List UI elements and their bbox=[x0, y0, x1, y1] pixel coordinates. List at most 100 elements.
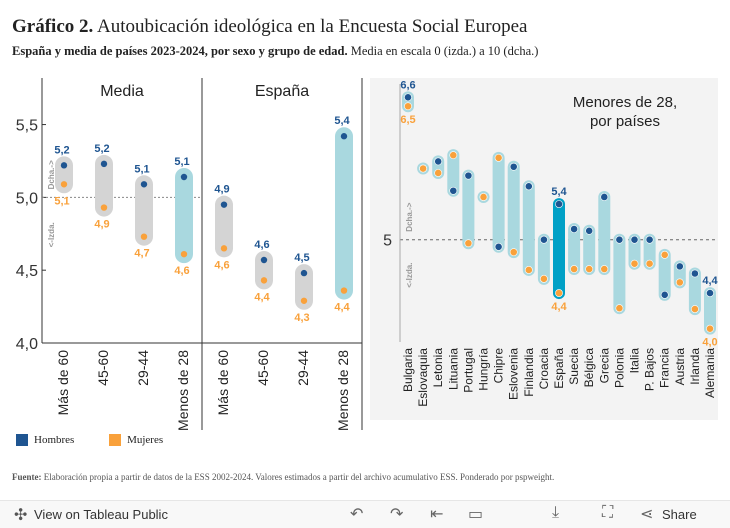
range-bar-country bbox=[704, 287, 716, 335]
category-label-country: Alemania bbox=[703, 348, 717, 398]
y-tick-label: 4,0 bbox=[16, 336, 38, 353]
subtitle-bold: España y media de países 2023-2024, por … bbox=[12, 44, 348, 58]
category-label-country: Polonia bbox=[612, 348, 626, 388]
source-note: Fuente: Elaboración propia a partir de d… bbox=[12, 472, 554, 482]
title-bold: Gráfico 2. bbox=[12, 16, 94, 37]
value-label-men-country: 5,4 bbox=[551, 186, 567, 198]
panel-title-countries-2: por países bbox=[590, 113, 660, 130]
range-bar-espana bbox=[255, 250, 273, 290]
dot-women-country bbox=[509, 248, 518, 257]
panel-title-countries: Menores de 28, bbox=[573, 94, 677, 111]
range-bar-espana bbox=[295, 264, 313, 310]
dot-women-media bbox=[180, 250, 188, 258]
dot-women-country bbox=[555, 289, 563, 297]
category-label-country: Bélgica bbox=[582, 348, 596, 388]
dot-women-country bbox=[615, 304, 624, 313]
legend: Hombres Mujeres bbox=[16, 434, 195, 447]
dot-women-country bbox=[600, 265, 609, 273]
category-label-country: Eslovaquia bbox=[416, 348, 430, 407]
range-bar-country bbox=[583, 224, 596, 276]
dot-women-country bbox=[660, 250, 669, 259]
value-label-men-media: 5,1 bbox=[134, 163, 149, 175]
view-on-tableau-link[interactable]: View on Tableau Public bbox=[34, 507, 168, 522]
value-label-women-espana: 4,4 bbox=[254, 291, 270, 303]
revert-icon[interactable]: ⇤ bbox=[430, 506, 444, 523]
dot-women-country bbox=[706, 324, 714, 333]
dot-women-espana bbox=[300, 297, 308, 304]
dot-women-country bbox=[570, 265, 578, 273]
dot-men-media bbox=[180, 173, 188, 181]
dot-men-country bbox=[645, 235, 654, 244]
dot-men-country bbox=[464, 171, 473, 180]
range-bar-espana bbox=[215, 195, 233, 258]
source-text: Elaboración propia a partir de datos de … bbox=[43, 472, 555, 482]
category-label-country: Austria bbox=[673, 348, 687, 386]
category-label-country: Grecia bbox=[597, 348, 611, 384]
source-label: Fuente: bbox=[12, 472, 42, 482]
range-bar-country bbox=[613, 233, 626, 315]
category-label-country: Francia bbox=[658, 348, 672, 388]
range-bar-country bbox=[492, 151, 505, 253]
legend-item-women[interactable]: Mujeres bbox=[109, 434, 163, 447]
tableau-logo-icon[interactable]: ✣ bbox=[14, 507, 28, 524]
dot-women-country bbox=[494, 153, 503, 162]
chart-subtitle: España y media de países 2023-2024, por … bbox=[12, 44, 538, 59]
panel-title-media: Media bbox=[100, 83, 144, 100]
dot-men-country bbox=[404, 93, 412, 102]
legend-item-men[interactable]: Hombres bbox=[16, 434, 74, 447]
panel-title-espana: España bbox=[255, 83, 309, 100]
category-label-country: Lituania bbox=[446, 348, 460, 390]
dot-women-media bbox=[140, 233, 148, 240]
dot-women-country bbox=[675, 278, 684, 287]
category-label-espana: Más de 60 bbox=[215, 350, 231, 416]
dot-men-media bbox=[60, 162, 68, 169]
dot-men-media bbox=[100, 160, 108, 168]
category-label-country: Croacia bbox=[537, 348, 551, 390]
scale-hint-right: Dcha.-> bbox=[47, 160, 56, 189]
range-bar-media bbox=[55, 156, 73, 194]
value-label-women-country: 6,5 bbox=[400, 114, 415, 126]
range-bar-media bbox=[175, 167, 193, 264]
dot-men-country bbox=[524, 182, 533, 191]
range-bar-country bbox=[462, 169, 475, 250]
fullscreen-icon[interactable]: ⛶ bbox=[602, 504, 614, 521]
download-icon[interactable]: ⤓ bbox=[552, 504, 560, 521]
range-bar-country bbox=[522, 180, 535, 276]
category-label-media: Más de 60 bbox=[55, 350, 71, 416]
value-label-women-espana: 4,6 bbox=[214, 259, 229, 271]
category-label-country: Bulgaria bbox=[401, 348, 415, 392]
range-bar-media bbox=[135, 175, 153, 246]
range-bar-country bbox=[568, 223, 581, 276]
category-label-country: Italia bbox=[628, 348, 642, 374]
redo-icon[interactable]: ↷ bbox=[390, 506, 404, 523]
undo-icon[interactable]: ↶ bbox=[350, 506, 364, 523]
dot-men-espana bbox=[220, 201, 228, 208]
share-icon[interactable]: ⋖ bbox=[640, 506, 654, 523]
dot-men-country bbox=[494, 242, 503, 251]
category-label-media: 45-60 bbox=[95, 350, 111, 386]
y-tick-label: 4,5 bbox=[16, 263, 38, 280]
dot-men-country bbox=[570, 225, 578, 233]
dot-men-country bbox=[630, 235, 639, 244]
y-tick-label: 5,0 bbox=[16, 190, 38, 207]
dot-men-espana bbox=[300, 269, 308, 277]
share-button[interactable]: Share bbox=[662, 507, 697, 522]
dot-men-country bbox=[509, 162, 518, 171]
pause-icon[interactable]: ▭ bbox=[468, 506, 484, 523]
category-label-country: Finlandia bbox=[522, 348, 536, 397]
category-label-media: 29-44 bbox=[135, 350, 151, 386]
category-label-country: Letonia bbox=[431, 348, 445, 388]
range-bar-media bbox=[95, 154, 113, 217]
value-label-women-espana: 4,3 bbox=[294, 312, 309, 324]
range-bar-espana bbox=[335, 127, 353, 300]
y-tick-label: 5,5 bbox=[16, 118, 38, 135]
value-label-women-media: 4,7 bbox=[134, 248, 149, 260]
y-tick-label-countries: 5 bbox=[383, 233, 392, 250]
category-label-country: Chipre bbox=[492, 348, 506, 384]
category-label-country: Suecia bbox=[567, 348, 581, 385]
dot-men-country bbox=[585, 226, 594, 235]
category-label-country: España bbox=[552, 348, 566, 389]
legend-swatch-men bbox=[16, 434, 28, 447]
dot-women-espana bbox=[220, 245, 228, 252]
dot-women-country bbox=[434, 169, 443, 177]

### What the task asks
Can you reproduce the material above verbatim, line by line, and leave out the pictures?

### Final answer
List UI elements and their bbox=[x0, y0, x1, y1] pixel coordinates. List at most 100 elements.
range-bar-country bbox=[704, 287, 716, 335]
category-label-country: Alemania bbox=[703, 348, 717, 398]
y-tick-label: 4,0 bbox=[16, 336, 38, 353]
subtitle-bold: España y media de países 2023-2024, por … bbox=[12, 44, 348, 58]
category-label-country: Polonia bbox=[612, 348, 626, 388]
source-note: Fuente: Elaboración propia a partir de d… bbox=[12, 472, 554, 482]
title-bold: Gráfico 2. bbox=[12, 16, 94, 37]
value-label-men-country: 5,4 bbox=[551, 186, 567, 198]
panel-title-countries-2: por países bbox=[590, 113, 660, 130]
range-bar-espana bbox=[255, 250, 273, 290]
dot-women-country bbox=[509, 248, 518, 257]
panel-title-countries: Menores de 28, bbox=[573, 94, 677, 111]
range-bar-espana bbox=[295, 264, 313, 310]
dot-women-media bbox=[180, 250, 188, 258]
dot-women-country bbox=[555, 289, 563, 297]
category-label-country: Bélgica bbox=[582, 348, 596, 388]
dot-women-country bbox=[615, 304, 624, 313]
legend: Hombres Mujeres bbox=[16, 434, 195, 447]
dot-women-country bbox=[600, 265, 609, 273]
category-label-country: Eslovaquia bbox=[416, 348, 430, 407]
range-bar-country bbox=[583, 224, 596, 276]
dot-women-country bbox=[660, 250, 669, 259]
value-label-men-media: 5,1 bbox=[134, 163, 149, 175]
view-on-tableau-link[interactable]: View on Tableau Public bbox=[34, 507, 168, 522]
value-label-women-espana: 4,4 bbox=[254, 291, 270, 303]
revert-icon[interactable]: ⇤ bbox=[430, 506, 444, 523]
dot-women-country bbox=[706, 324, 714, 333]
dot-women-espana bbox=[300, 297, 308, 304]
dot-women-country bbox=[570, 265, 578, 273]
dot-men-media bbox=[180, 173, 188, 181]
dot-men-country bbox=[645, 235, 654, 244]
dot-men-country bbox=[464, 171, 473, 180]
range-bar-espana bbox=[215, 195, 233, 258]
source-text: Elaboración propia a partir de datos de … bbox=[43, 472, 555, 482]
category-label-country: Austria bbox=[673, 348, 687, 386]
category-label-country: Grecia bbox=[597, 348, 611, 384]
source-label: Fuente: bbox=[12, 472, 42, 482]
range-bar-country bbox=[613, 233, 626, 315]
category-label-country: Francia bbox=[658, 348, 672, 388]
range-bar-country bbox=[492, 151, 505, 253]
legend-item-women[interactable]: Mujeres bbox=[109, 434, 163, 447]
tableau-logo-icon[interactable]: ✣ bbox=[14, 507, 28, 524]
dot-women-country bbox=[494, 153, 503, 162]
chart-subtitle: España y media de países 2023-2024, por … bbox=[12, 44, 538, 59]
panel-title-media: Media bbox=[100, 83, 144, 100]
dot-men-country bbox=[404, 93, 412, 102]
legend-item-men[interactable]: Hombres bbox=[16, 434, 74, 447]
panel-title-espana: España bbox=[255, 83, 309, 100]
category-label-country: Lituania bbox=[446, 348, 460, 390]
dot-women-media bbox=[140, 233, 148, 240]
dot-women-country bbox=[675, 278, 684, 287]
category-label-espana: Más de 60 bbox=[215, 350, 231, 416]
dot-men-media bbox=[60, 162, 68, 169]
dot-men-media bbox=[100, 160, 108, 168]
category-label-country: Croacia bbox=[537, 348, 551, 390]
scale-hint-right: Dcha.-> bbox=[47, 160, 56, 189]
range-bar-media bbox=[55, 156, 73, 194]
value-label-women-country: 6,5 bbox=[400, 114, 415, 126]
range-bar-media bbox=[175, 167, 193, 264]
dot-men-country bbox=[524, 182, 533, 191]
range-bar-country bbox=[462, 169, 475, 250]
fullscreen-icon[interactable]: ⛶ bbox=[602, 504, 614, 521]
download-icon[interactable]: ⤓ bbox=[552, 504, 560, 521]
range-bar-country bbox=[522, 180, 535, 276]
category-label-media: Más de 60 bbox=[55, 350, 71, 416]
value-label-women-espana: 4,6 bbox=[214, 259, 229, 271]
category-label-country: Bulgaria bbox=[401, 348, 415, 392]
range-bar-media bbox=[135, 175, 153, 246]
range-bar-country bbox=[568, 223, 581, 276]
category-label-country: Italia bbox=[628, 348, 642, 374]
redo-icon[interactable]: ↷ bbox=[390, 506, 404, 523]
undo-icon[interactable]: ↶ bbox=[350, 506, 364, 523]
dot-men-espana bbox=[220, 201, 228, 208]
share-icon[interactable]: ⋖ bbox=[640, 506, 654, 523]
dot-men-country bbox=[494, 242, 503, 251]
category-label-media: 45-60 bbox=[95, 350, 111, 386]
y-tick-label: 4,5 bbox=[16, 263, 38, 280]
dot-men-country bbox=[570, 225, 578, 233]
dot-men-country bbox=[630, 235, 639, 244]
y-tick-label: 5,0 bbox=[16, 190, 38, 207]
dot-men-espana bbox=[300, 269, 308, 277]
share-button[interactable]: Share bbox=[662, 507, 697, 522]
dot-men-country bbox=[509, 162, 518, 171]
pause-icon[interactable]: ▭ bbox=[468, 506, 484, 523]
category-label-country: Finlandia bbox=[522, 348, 536, 397]
category-label-media: 29-44 bbox=[135, 350, 151, 386]
category-label-country: Letonia bbox=[431, 348, 445, 388]
range-bar-media bbox=[95, 154, 113, 217]
value-label-women-espana: 4,3 bbox=[294, 312, 309, 324]
range-bar-espana bbox=[335, 127, 353, 300]
y-tick-label: 5,5 bbox=[16, 118, 38, 135]
value-label-women-media: 4,7 bbox=[134, 248, 149, 260]
y-tick-label-countries: 5 bbox=[383, 233, 392, 250]
category-label-country: Chipre bbox=[492, 348, 506, 384]
category-label-country: Suecia bbox=[567, 348, 581, 385]
dot-men-country bbox=[585, 226, 594, 235]
category-label-country: España bbox=[552, 348, 566, 389]
legend-swatch-men bbox=[16, 434, 28, 447]
dot-women-espana bbox=[220, 245, 228, 252]
dot-women-country bbox=[434, 169, 443, 177]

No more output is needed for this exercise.